#### Source data:
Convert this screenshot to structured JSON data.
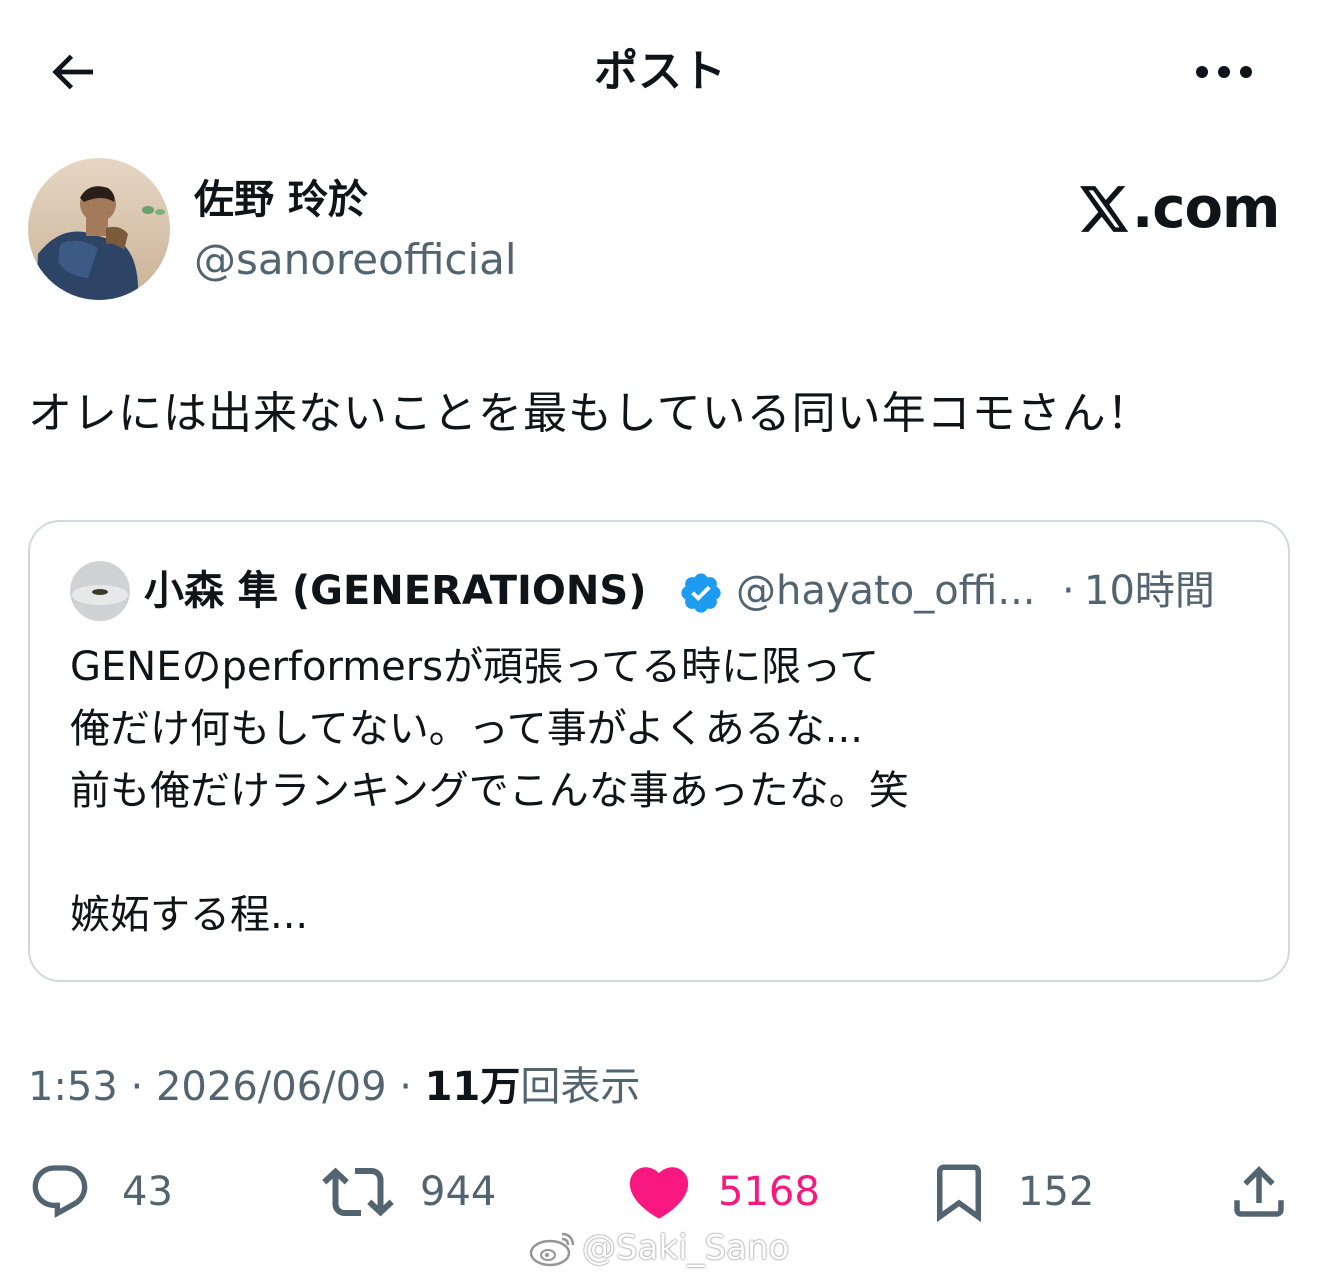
{
  "header": {
    "title": "ポスト",
    "back_icon": "arrow-left-icon",
    "more_icon": "more-horizontal-icon"
  },
  "post": {
    "author_name": "佐野 玲於",
    "author_handle": "@sanoreofficial",
    "source_logo_text": ".com",
    "text": "オレには出来ないことを最もしている同い年コモさん！",
    "timestamp": "1:53 · 2026/06/09 · ",
    "views_count": "11万",
    "views_label": "回表示"
  },
  "quote": {
    "author_name": "小森 隼 (GENERATIONS)",
    "author_handle": "@hayato_offi...",
    "separator": "·",
    "time": "10時間",
    "lines": [
      "GENEのperformersが頑張ってる時に限って",
      "俺だけ何もしてない。って事がよくあるな...",
      "前も俺だけランキングでこんな事あったな。笑",
      "",
      "嫉妬する程..."
    ]
  },
  "actions": {
    "replies": "43",
    "reposts": "944",
    "likes": "5168",
    "bookmarks": "152"
  },
  "watermark": "@Saki_Sano",
  "colors": {
    "text_primary": "#0f1419",
    "text_secondary": "#536471",
    "like_pink": "#f91880",
    "verified_blue": "#1d9bf0",
    "border": "#cfd9de"
  }
}
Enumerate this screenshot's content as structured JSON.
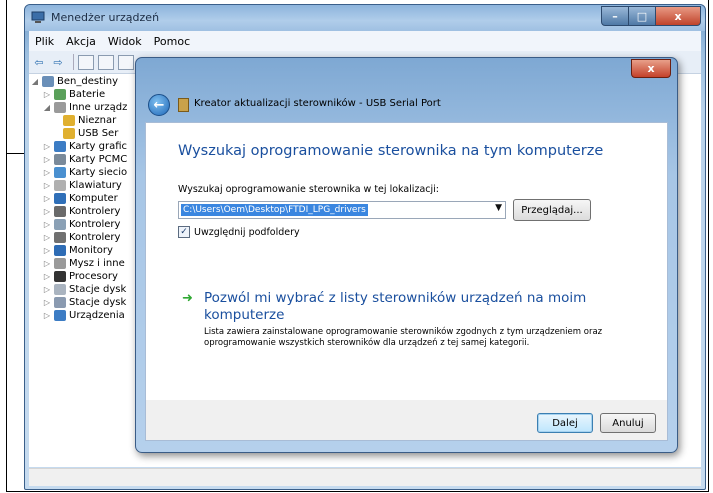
{
  "device_manager": {
    "title": "Menedżer urządzeń",
    "caption_buttons": {
      "minimize": "–",
      "maximize": "□",
      "close": "x"
    },
    "menu": [
      "Plik",
      "Akcja",
      "Widok",
      "Pomoc"
    ],
    "tree": [
      {
        "label": "Ben_destiny"
      },
      {
        "label": "Baterie"
      },
      {
        "label": "Inne urządz"
      },
      {
        "label": "Nieznar"
      },
      {
        "label": "USB Ser"
      },
      {
        "label": "Karty grafic"
      },
      {
        "label": "Karty PCMC"
      },
      {
        "label": "Karty siecio"
      },
      {
        "label": "Klawiatury"
      },
      {
        "label": "Komputer"
      },
      {
        "label": "Kontrolery"
      },
      {
        "label": "Kontrolery"
      },
      {
        "label": "Kontrolery"
      },
      {
        "label": "Monitory"
      },
      {
        "label": "Mysz i inne"
      },
      {
        "label": "Procesory"
      },
      {
        "label": "Stacje dysk"
      },
      {
        "label": "Stacje dysk"
      },
      {
        "label": "Urządzenia"
      }
    ]
  },
  "wizard": {
    "close": "x",
    "back_glyph": "←",
    "header_title": "Kreator aktualizacji sterowników - USB Serial Port",
    "heading": "Wyszukaj oprogramowanie sterownika na tym komputerze",
    "location_label": "Wyszukaj oprogramowanie sterownika w tej lokalizacji:",
    "location_value": "C:\\Users\\Oem\\Desktop\\FTDI_LPG_drivers",
    "combo_arrow": "▼",
    "browse_label": "Przeglądaj...",
    "checkbox_label": "Uwzględnij podfoldery",
    "checkbox_mark": "✓",
    "option_arrow": "➜",
    "option_title": "Pozwól mi wybrać z listy sterowników urządzeń na moim komputerze",
    "option_desc": "Lista zawiera zainstalowane oprogramowanie sterowników zgodnych z tym urządzeniem oraz oprogramowanie wszystkich sterowników dla urządzeń z tej samej kategorii.",
    "next_label": "Dalej",
    "cancel_label": "Anuluj"
  },
  "colors": {
    "accent_blue": "#1a4f9e",
    "selection": "#3a86e0",
    "option_arrow": "#2fa832"
  }
}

#### Short task:
Identify every line above with the string "structured" in it. Copy those lines.

#### Response to this exercise:
Convert this screenshot to structured JSON data.
Enumerate this screenshot's content as structured JSON.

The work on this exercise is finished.